• [Set task]
List all lines in the material below that contain "помещение".
======== Records provided
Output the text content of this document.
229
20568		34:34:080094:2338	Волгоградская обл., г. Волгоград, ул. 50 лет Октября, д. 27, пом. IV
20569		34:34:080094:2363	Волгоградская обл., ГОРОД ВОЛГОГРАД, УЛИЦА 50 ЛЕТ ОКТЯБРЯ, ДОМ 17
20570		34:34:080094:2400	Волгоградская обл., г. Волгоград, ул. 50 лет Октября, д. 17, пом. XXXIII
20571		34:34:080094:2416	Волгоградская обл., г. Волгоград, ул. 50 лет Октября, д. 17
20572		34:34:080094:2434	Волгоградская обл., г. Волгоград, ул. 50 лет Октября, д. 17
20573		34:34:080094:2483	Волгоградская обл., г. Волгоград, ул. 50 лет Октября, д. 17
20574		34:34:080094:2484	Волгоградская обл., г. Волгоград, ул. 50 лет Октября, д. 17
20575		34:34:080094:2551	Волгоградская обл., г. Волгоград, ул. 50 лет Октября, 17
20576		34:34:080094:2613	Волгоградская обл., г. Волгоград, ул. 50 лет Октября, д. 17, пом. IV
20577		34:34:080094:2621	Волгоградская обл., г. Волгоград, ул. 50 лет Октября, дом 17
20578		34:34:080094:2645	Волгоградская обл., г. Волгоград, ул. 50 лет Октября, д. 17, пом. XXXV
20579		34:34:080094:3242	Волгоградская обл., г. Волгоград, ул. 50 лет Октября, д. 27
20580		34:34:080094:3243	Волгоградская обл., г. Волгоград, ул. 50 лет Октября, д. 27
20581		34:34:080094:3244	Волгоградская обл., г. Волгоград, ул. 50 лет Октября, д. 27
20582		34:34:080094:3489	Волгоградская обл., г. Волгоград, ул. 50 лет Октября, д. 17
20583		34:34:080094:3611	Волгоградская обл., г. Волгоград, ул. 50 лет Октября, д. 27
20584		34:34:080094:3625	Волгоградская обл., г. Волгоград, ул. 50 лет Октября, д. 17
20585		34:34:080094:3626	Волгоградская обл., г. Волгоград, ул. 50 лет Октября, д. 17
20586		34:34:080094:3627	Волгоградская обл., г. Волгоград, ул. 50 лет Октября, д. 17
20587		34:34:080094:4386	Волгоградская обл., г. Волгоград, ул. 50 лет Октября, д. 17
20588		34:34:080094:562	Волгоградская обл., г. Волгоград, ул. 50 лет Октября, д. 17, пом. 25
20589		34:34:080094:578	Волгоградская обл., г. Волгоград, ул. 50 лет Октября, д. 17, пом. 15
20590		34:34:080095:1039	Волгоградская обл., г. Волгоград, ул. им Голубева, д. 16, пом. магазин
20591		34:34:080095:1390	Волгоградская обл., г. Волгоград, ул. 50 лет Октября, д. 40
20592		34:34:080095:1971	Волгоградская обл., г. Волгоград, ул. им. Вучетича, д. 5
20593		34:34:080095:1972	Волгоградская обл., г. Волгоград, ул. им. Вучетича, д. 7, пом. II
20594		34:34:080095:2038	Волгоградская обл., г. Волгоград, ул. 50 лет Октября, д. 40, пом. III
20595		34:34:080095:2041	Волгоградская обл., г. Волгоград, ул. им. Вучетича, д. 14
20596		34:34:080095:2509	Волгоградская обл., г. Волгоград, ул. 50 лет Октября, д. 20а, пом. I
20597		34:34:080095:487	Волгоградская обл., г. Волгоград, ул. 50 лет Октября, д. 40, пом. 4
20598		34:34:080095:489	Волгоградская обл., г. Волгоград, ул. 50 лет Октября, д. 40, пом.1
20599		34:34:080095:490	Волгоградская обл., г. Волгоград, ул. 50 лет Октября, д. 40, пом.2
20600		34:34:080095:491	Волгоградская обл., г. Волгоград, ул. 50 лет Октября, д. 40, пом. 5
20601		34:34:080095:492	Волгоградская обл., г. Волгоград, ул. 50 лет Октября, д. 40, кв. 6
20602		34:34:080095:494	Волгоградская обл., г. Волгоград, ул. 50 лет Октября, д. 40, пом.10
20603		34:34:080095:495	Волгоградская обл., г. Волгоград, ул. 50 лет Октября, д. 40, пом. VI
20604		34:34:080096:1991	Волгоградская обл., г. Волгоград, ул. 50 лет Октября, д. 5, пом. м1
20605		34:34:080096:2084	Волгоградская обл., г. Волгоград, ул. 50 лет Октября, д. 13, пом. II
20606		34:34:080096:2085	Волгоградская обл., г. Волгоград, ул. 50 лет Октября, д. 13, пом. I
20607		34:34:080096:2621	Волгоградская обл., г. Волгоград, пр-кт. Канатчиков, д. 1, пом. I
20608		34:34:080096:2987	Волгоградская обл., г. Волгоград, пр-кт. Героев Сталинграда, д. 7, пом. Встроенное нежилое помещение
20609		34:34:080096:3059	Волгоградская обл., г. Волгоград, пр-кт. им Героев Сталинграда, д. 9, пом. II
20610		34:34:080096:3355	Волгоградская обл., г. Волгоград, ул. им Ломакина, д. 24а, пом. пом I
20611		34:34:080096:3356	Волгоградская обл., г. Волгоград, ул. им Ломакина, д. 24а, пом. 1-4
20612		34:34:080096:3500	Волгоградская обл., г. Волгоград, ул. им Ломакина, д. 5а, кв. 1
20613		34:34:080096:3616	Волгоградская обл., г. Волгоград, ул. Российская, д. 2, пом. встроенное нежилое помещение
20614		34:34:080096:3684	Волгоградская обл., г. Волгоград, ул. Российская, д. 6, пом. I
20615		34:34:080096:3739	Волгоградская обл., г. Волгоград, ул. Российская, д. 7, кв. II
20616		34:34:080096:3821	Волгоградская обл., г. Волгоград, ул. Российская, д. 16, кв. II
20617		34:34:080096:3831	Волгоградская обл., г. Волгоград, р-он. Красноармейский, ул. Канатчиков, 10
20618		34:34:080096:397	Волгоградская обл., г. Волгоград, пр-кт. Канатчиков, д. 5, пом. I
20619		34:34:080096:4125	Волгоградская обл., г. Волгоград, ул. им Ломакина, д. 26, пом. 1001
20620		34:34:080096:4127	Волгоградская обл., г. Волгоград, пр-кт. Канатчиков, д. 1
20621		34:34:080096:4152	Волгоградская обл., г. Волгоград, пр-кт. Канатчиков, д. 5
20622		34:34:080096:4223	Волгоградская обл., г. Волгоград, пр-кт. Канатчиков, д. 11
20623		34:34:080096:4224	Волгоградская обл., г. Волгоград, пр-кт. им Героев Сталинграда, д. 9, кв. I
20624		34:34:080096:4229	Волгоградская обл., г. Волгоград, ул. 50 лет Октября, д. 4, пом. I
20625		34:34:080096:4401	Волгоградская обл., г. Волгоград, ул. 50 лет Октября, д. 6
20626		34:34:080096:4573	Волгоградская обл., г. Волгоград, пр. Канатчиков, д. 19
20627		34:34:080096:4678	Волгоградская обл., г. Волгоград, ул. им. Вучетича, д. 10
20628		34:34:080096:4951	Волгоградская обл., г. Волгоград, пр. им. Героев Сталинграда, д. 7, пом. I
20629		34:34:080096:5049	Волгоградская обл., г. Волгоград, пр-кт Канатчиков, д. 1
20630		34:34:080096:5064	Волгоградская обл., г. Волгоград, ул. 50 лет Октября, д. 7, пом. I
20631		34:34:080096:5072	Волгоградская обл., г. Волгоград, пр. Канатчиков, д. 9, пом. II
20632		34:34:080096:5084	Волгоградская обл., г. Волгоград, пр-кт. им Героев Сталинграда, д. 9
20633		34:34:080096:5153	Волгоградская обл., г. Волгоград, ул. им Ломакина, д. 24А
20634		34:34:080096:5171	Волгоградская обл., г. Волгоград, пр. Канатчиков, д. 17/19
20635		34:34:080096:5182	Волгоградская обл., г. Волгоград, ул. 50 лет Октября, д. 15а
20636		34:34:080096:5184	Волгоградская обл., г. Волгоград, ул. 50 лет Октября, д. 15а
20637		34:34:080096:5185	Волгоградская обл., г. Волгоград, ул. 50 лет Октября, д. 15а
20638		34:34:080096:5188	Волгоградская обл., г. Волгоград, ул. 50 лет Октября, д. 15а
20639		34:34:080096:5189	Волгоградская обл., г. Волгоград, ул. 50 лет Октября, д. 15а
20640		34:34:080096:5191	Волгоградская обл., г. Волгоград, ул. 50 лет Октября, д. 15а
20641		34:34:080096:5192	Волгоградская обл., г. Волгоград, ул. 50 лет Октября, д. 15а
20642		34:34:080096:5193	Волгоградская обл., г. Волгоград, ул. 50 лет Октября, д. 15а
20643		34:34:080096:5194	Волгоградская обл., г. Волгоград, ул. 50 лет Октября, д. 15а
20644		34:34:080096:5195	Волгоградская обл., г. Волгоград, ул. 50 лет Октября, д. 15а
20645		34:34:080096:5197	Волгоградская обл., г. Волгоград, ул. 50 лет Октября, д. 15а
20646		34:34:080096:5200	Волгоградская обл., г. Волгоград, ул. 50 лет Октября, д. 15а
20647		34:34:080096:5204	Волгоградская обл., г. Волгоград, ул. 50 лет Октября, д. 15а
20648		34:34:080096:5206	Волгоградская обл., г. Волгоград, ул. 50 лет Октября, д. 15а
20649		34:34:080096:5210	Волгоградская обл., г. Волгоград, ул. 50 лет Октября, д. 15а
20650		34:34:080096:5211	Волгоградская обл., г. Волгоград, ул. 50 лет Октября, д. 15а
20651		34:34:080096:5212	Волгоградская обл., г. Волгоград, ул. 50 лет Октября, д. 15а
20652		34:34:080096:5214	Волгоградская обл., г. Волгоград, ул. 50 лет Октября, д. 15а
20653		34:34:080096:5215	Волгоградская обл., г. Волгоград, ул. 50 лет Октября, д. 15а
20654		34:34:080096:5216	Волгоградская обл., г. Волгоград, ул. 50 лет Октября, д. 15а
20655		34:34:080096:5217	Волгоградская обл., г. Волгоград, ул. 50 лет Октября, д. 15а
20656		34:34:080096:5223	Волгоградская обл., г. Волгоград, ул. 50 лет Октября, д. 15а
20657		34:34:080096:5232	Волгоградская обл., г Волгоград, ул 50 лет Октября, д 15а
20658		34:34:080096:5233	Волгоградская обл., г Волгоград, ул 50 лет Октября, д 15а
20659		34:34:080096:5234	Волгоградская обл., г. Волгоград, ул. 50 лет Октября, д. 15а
================
• [The response]
20608		34:34:080096:2987	Волгоградская обл., г. Волгоград, пр-кт. Героев Сталинграда, д. 7, пом. Встроенное нежилое помещение
20613		34:34:080096:3616	Волгоградская обл., г. Волгоград, ул. Российская, д. 2, пом. встроенное нежилое помещение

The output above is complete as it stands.